▶ [Work to be completed] Print the listing below in its entirety, character for character.

=====

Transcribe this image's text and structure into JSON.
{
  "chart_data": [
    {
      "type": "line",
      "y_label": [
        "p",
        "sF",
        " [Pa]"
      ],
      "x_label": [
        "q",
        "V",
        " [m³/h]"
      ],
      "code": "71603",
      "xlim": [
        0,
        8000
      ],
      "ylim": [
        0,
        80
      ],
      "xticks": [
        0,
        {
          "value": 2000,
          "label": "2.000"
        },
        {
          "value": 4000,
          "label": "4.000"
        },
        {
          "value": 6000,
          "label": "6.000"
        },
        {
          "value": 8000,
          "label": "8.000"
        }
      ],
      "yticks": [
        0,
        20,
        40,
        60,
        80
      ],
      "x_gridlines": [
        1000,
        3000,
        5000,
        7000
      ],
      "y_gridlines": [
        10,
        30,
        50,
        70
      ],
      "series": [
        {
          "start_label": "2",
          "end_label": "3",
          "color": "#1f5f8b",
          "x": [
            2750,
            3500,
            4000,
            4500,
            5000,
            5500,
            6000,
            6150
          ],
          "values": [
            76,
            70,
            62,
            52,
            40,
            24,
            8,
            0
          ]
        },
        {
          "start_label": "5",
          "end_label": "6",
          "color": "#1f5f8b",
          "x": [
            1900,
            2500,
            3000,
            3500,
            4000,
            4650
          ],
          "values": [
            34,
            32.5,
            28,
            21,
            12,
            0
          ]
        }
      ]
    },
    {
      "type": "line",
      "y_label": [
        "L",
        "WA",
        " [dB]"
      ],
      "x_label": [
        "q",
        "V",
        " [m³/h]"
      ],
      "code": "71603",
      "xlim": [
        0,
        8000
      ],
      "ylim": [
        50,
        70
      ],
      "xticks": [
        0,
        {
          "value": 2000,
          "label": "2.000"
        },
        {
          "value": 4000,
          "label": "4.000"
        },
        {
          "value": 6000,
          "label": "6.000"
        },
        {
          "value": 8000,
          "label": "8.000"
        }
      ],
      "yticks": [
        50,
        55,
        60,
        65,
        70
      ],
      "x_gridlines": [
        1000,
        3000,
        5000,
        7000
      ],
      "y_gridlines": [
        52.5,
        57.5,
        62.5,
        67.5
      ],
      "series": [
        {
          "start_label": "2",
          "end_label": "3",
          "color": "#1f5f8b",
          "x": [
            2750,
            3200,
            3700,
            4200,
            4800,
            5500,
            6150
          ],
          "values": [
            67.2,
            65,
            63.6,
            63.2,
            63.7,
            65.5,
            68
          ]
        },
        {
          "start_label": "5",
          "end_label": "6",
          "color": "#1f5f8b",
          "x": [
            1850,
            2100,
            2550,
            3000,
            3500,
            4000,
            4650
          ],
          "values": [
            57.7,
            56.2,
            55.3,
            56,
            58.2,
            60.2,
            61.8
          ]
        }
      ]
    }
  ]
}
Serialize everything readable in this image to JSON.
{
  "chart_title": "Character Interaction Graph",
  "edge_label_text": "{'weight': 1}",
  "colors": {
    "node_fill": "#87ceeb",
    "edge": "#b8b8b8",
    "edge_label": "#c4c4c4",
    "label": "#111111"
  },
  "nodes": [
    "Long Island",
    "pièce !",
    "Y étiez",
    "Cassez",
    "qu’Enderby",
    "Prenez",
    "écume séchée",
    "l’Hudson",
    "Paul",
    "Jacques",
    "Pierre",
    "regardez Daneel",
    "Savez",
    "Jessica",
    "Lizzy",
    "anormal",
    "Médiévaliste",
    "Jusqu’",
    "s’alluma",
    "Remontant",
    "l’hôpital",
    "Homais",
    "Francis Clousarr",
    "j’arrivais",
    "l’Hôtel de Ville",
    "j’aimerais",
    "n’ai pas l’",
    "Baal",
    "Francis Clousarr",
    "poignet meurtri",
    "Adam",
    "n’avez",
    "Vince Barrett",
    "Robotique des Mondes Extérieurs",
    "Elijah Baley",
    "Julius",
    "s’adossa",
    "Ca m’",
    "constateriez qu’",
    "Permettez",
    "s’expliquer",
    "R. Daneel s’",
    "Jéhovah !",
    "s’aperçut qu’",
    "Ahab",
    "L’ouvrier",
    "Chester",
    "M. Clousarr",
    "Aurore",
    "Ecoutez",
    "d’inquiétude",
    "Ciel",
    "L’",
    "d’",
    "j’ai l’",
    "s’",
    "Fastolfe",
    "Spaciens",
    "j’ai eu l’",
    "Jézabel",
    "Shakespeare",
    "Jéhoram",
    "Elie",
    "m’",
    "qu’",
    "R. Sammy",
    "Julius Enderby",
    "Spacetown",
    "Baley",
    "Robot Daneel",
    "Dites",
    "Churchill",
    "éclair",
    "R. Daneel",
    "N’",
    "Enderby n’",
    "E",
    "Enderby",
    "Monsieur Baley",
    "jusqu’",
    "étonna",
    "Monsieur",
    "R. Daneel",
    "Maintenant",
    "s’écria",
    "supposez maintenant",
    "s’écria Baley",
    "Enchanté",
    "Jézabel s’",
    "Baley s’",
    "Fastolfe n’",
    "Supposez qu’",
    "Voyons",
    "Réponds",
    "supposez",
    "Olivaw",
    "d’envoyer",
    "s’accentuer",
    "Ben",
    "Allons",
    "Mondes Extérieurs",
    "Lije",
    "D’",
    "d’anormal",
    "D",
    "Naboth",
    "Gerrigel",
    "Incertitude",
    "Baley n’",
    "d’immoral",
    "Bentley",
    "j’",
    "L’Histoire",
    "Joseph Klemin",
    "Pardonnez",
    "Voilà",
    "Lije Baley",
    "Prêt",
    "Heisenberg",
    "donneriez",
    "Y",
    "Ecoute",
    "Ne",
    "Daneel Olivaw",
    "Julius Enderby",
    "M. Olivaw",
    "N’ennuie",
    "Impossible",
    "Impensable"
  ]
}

=====

▶ [Exercise answer]
Transcribe this image's text and structure into JSON.
{
  "chart_data": [
    {
      "type": "line",
      "y_label": [
        "p",
        "sF",
        " [Pa]"
      ],
      "x_label": [
        "q",
        "V",
        " [m³/h]"
      ],
      "code": "71603",
      "xlim": [
        0,
        8000
      ],
      "ylim": [
        0,
        80
      ],
      "xticks": [
        0,
        {
          "value": 2000,
          "label": "2.000"
        },
        {
          "value": 4000,
          "label": "4.000"
        },
        {
          "value": 6000,
          "label": "6.000"
        },
        {
          "value": 8000,
          "label": "8.000"
        }
      ],
      "yticks": [
        0,
        20,
        40,
        60,
        80
      ],
      "x_gridlines": [
        1000,
        3000,
        5000,
        7000
      ],
      "y_gridlines": [
        10,
        30,
        50,
        70
      ],
      "series": [
        {
          "start_label": "2",
          "end_label": "3",
          "color": "#1f5f8b",
          "x": [
            2750,
            3500,
            4000,
            4500,
            5000,
            5500,
            6000,
            6150
          ],
          "values": [
            76,
            70,
            62,
            52,
            40,
            24,
            8,
            0
          ]
        },
        {
          "start_label": "5",
          "end_label": "6",
          "color": "#1f5f8b",
          "x": [
            1900,
            2500,
            3000,
            3500,
            4000,
            4650
          ],
          "values": [
            34,
            32.5,
            28,
            21,
            12,
            0
          ]
        }
      ]
    },
    {
      "type": "line",
      "y_label": [
        "L",
        "WA",
        " [dB]"
      ],
      "x_label": [
        "q",
        "V",
        " [m³/h]"
      ],
      "code": "71603",
      "xlim": [
        0,
        8000
      ],
      "ylim": [
        50,
        70
      ],
      "xticks": [
        0,
        {
          "value": 2000,
          "label": "2.000"
        },
        {
          "value": 4000,
          "label": "4.000"
        },
        {
          "value": 6000,
          "label": "6.000"
        },
        {
          "value": 8000,
          "label": "8.000"
        }
      ],
      "yticks": [
        50,
        55,
        60,
        65,
        70
      ],
      "x_gridlines": [
        1000,
        3000,
        5000,
        7000
      ],
      "y_gridlines": [
        52.5,
        57.5,
        62.5,
        67.5
      ],
      "series": [
        {
          "start_label": "2",
          "end_label": "3",
          "color": "#1f5f8b",
          "x": [
            2750,
            3200,
            3700,
            4200,
            4800,
            5500,
            6150
          ],
          "values": [
            67.2,
            65,
            63.6,
            63.2,
            63.7,
            65.5,
            68
          ]
        },
        {
          "start_label": "5",
          "end_label": "6",
          "color": "#1f5f8b",
          "x": [
            1850,
            2100,
            2550,
            3000,
            3500,
            4000,
            4650
          ],
          "values": [
            57.7,
            56.2,
            55.3,
            56,
            58.2,
            60.2,
            61.8
          ]
        }
      ]
    }
  ]
}
Serialize everything readable in this image to JSON.
{
  "chart_title": "Character Interaction Graph",
  "edge_label_text": "{'weight': 1}",
  "colors": {
    "node_fill": "#87ceeb",
    "edge": "#b8b8b8",
    "edge_label": "#c4c4c4",
    "label": "#111111"
  },
  "nodes": [
    "Long Island",
    "pièce !",
    "Y étiez",
    "Cassez",
    "qu’Enderby",
    "Prenez",
    "écume séchée",
    "l’Hudson",
    "Paul",
    "Jacques",
    "Pierre",
    "regardez Daneel",
    "Savez",
    "Jessica",
    "Lizzy",
    "anormal",
    "Médiévaliste",
    "Jusqu’",
    "s’alluma",
    "Remontant",
    "l’hôpital",
    "Homais",
    "Francis Clousarr",
    "j’arrivais",
    "l’Hôtel de Ville",
    "j’aimerais",
    "n’ai pas l’",
    "Baal",
    "Francis Clousarr",
    "poignet meurtri",
    "Adam",
    "n’avez",
    "Vince Barrett",
    "Robotique des Mondes Extérieurs",
    "Elijah Baley",
    "Julius",
    "s’adossa",
    "Ca m’",
    "constateriez qu’",
    "Permettez",
    "s’expliquer",
    "R. Daneel s’",
    "Jéhovah !",
    "s’aperçut qu’",
    "Ahab",
    "L’ouvrier",
    "Chester",
    "M. Clousarr",
    "Aurore",
    "Ecoutez",
    "d’inquiétude",
    "Ciel",
    "L’",
    "d’",
    "j’ai l’",
    "s’",
    "Fastolfe",
    "Spaciens",
    "j’ai eu l’",
    "Jézabel",
    "Shakespeare",
    "Jéhoram",
    "Elie",
    "m’",
    "qu’",
    "R. Sammy",
    "Julius Enderby",
    "Spacetown",
    "Baley",
    "Robot Daneel",
    "Dites",
    "Churchill",
    "éclair",
    "R. Daneel",
    "N’",
    "Enderby n’",
    "E",
    "Enderby",
    "Monsieur Baley",
    "jusqu’",
    "étonna",
    "Monsieur",
    "R. Daneel",
    "Maintenant",
    "s’écria",
    "supposez maintenant",
    "s’écria Baley",
    "Enchanté",
    "Jézabel s’",
    "Baley s’",
    "Fastolfe n’",
    "Supposez qu’",
    "Voyons",
    "Réponds",
    "supposez",
    "Olivaw",
    "d’envoyer",
    "s’accentuer",
    "Ben",
    "Allons",
    "Mondes Extérieurs",
    "Lije",
    "D’",
    "d’anormal",
    "D",
    "Naboth",
    "Gerrigel",
    "Incertitude",
    "Baley n’",
    "d’immoral",
    "Bentley",
    "j’",
    "L’Histoire",
    "Joseph Klemin",
    "Pardonnez",
    "Voilà",
    "Lije Baley",
    "Prêt",
    "Heisenberg",
    "donneriez",
    "Y",
    "Ecoute",
    "Ne",
    "Daneel Olivaw",
    "Julius Enderby",
    "M. Olivaw",
    "N’ennuie",
    "Impossible",
    "Impensable"
  ]
}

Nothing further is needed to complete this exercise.